**WHAT YOU ARE ASKED TO DO**
Return the entries verbatim and drop every picture.

**TASK INPUTS**
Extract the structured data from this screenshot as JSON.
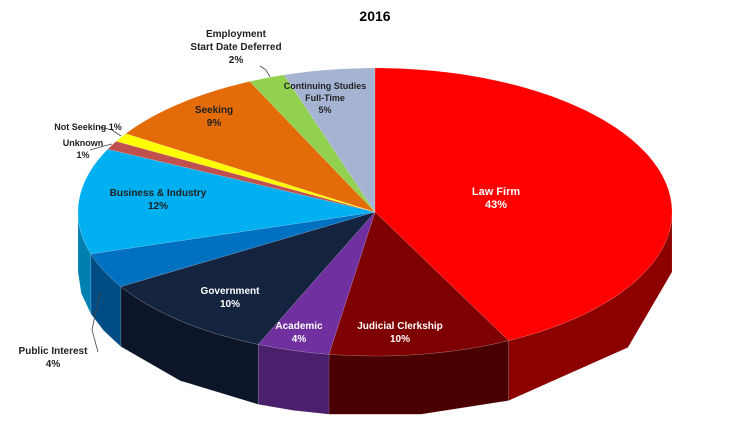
{
  "chart_data": {
    "type": "pie",
    "title": "2016",
    "slices": [
      {
        "name": "Law Firm",
        "value": 43,
        "label": "43%",
        "color": "#ff0000",
        "side": "#8c0000"
      },
      {
        "name": "Judicial Clerkship",
        "value": 10,
        "label": "10%",
        "color": "#7f0000",
        "side": "#4a0000"
      },
      {
        "name": "Academic",
        "value": 4,
        "label": "4%",
        "color": "#7030a0",
        "side": "#4a1f6b"
      },
      {
        "name": "Government",
        "value": 10,
        "label": "10%",
        "color": "#14243f",
        "side": "#0c1628"
      },
      {
        "name": "Public Interest",
        "value": 4,
        "label": "4%",
        "color": "#0070c0",
        "side": "#004c85"
      },
      {
        "name": "Business & Industry",
        "value": 12,
        "label": "12%",
        "color": "#00b0f0",
        "side": "#0080b0"
      },
      {
        "name": "Unknown",
        "value": 1,
        "label": "1%",
        "color": "#c0504d",
        "side": "#8a3a38"
      },
      {
        "name": "Not Seeking",
        "value": 1,
        "label": "1%",
        "color": "#ffff00",
        "side": "#b0b000"
      },
      {
        "name": "Seeking",
        "value": 9,
        "label": "9%",
        "color": "#e36c09",
        "side": "#a04c06"
      },
      {
        "name": "Employment Start Date Deferred",
        "value": 2,
        "label": "2%",
        "color": "#92d050",
        "side": "#66913a"
      },
      {
        "name": "Continuing Studies Full-Time",
        "value": 5,
        "label": "5%",
        "color": "#a6b4d4",
        "side": "#7580a0"
      }
    ],
    "label_text": {
      "law": "Law Firm",
      "judicial": "Judicial Clerkship",
      "academic": "Academic",
      "government": "Government",
      "public_interest": "Public Interest",
      "business": "Business & Industry",
      "unknown": "Unknown",
      "not_seeking": "Not Seeking 1%",
      "seeking": "Seeking",
      "employment_1": "Employment",
      "employment_2": "Start Date Deferred",
      "continuing_1": "Continuing Studies",
      "continuing_2": "Full-Time"
    }
  }
}
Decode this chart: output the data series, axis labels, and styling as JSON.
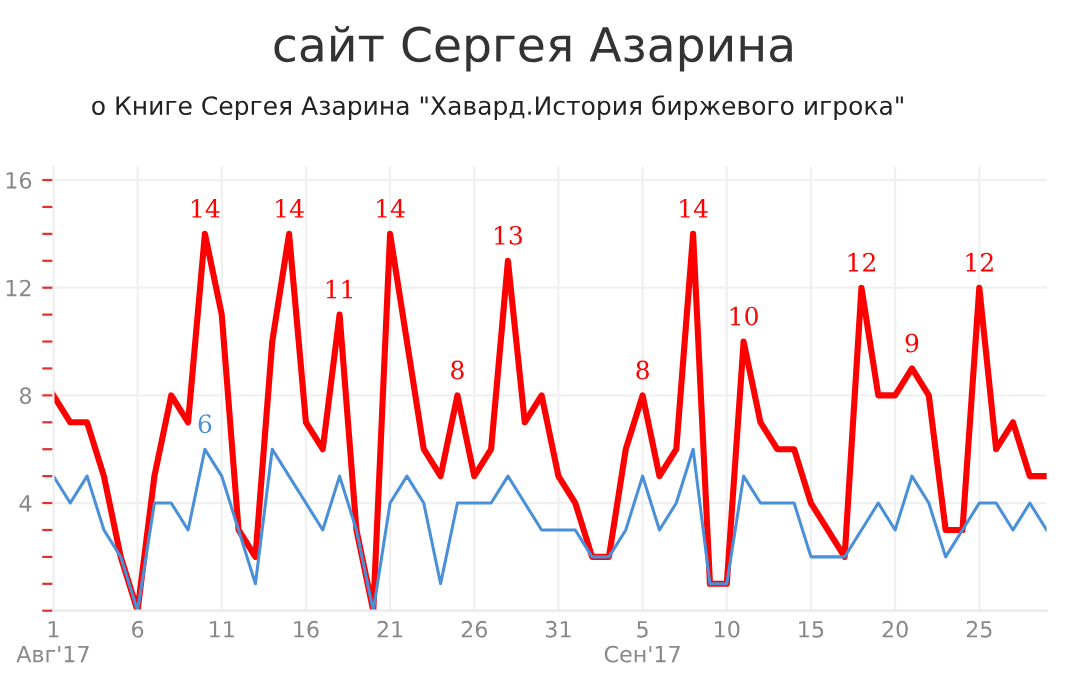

**CORRECT OUTPUT**
Extract the structured data from this screenshot as JSON.
{
  "chart_data": {
    "type": "pie",
    "title": "2016",
    "slices": [
      {
        "name": "Law Firm",
        "value": 43,
        "label": "43%",
        "color": "#ff0000",
        "side": "#8c0000"
      },
      {
        "name": "Judicial Clerkship",
        "value": 10,
        "label": "10%",
        "color": "#7f0000",
        "side": "#4a0000"
      },
      {
        "name": "Academic",
        "value": 4,
        "label": "4%",
        "color": "#7030a0",
        "side": "#4a1f6b"
      },
      {
        "name": "Government",
        "value": 10,
        "label": "10%",
        "color": "#14243f",
        "side": "#0c1628"
      },
      {
        "name": "Public Interest",
        "value": 4,
        "label": "4%",
        "color": "#0070c0",
        "side": "#004c85"
      },
      {
        "name": "Business & Industry",
        "value": 12,
        "label": "12%",
        "color": "#00b0f0",
        "side": "#0080b0"
      },
      {
        "name": "Unknown",
        "value": 1,
        "label": "1%",
        "color": "#c0504d",
        "side": "#8a3a38"
      },
      {
        "name": "Not Seeking",
        "value": 1,
        "label": "1%",
        "color": "#ffff00",
        "side": "#b0b000"
      },
      {
        "name": "Seeking",
        "value": 9,
        "label": "9%",
        "color": "#e36c09",
        "side": "#a04c06"
      },
      {
        "name": "Employment Start Date Deferred",
        "value": 2,
        "label": "2%",
        "color": "#92d050",
        "side": "#66913a"
      },
      {
        "name": "Continuing Studies Full-Time",
        "value": 5,
        "label": "5%",
        "color": "#a6b4d4",
        "side": "#7580a0"
      }
    ],
    "label_text": {
      "law": "Law Firm",
      "judicial": "Judicial Clerkship",
      "academic": "Academic",
      "government": "Government",
      "public_interest": "Public Interest",
      "business": "Business & Industry",
      "unknown": "Unknown",
      "not_seeking": "Not Seeking 1%",
      "seeking": "Seeking",
      "employment_1": "Employment",
      "employment_2": "Start Date Deferred",
      "continuing_1": "Continuing Studies",
      "continuing_2": "Full-Time"
    }
  }
}
Decode this chart: output the data series, axis labels, and styling as JSON.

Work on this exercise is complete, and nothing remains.